[Dataset entries]:
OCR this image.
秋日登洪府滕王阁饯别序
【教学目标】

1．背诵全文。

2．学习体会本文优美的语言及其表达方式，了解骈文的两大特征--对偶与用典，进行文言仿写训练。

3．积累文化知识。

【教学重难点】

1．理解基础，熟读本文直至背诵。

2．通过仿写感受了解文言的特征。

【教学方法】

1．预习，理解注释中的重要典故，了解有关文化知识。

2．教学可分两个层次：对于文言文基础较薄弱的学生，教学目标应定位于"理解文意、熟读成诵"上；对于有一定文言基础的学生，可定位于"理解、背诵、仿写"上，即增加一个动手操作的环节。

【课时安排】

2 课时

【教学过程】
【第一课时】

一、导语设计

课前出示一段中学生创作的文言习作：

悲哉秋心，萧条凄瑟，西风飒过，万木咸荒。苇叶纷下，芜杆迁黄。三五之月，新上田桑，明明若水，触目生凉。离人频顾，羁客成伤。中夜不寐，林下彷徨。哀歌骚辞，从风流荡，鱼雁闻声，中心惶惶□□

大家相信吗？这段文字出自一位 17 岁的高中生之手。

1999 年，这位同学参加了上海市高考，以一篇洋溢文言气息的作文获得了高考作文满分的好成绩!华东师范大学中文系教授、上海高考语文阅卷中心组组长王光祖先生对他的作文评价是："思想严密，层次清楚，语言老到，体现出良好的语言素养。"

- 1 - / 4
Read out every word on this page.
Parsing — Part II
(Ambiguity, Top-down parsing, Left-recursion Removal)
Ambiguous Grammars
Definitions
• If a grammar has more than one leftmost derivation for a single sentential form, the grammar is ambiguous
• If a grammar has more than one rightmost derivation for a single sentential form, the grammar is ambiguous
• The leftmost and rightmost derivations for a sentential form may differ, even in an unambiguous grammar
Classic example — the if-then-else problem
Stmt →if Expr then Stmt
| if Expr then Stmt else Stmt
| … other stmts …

[TASK DESCRIPTION]: Write all of the records out again exactly.

[SOLUTION TO THE EXERCISE]:
OCR this image.
秋日登洪府滕王阁饯别序
【教学目标】

1．背诵全文。

2．学习体会本文优美的语言及其表达方式，了解骈文的两大特征--对偶与用典，进行文言仿写训练。

3．积累文化知识。

【教学重难点】

1．理解基础，熟读本文直至背诵。

2．通过仿写感受了解文言的特征。

【教学方法】

1．预习，理解注释中的重要典故，了解有关文化知识。

2．教学可分两个层次：对于文言文基础较薄弱的学生，教学目标应定位于"理解文意、熟读成诵"上；对于有一定文言基础的学生，可定位于"理解、背诵、仿写"上，即增加一个动手操作的环节。

【课时安排】

2 课时

【教学过程】
【第一课时】

一、导语设计

课前出示一段中学生创作的文言习作：

悲哉秋心，萧条凄瑟，西风飒过，万木咸荒。苇叶纷下，芜杆迁黄。三五之月，新上田桑，明明若水，触目生凉。离人频顾，羁客成伤。中夜不寐，林下彷徨。哀歌骚辞，从风流荡，鱼雁闻声，中心惶惶□□

大家相信吗？这段文字出自一位 17 岁的高中生之手。

1999 年，这位同学参加了上海市高考，以一篇洋溢文言气息的作文获得了高考作文满分的好成绩!华东师范大学中文系教授、上海高考语文阅卷中心组组长王光祖先生对他的作文评价是："思想严密，层次清楚，语言老到，体现出良好的语言素养。"

- 1 - / 4
Read out every word on this page.
Parsing — Part II
(Ambiguity, Top-down parsing, Left-recursion Removal)
Ambiguous Grammars
Definitions
• If a grammar has more than one leftmost derivation for a single sentential form, the grammar is ambiguous
• If a grammar has more than one rightmost derivation for a single sentential form, the grammar is ambiguous
• The leftmost and rightmost derivations for a sentential form may differ, even in an unambiguous grammar
Classic example — the if-then-else problem
Stmt →if Expr then Stmt
| if Expr then Stmt else Stmt
| … other stmts …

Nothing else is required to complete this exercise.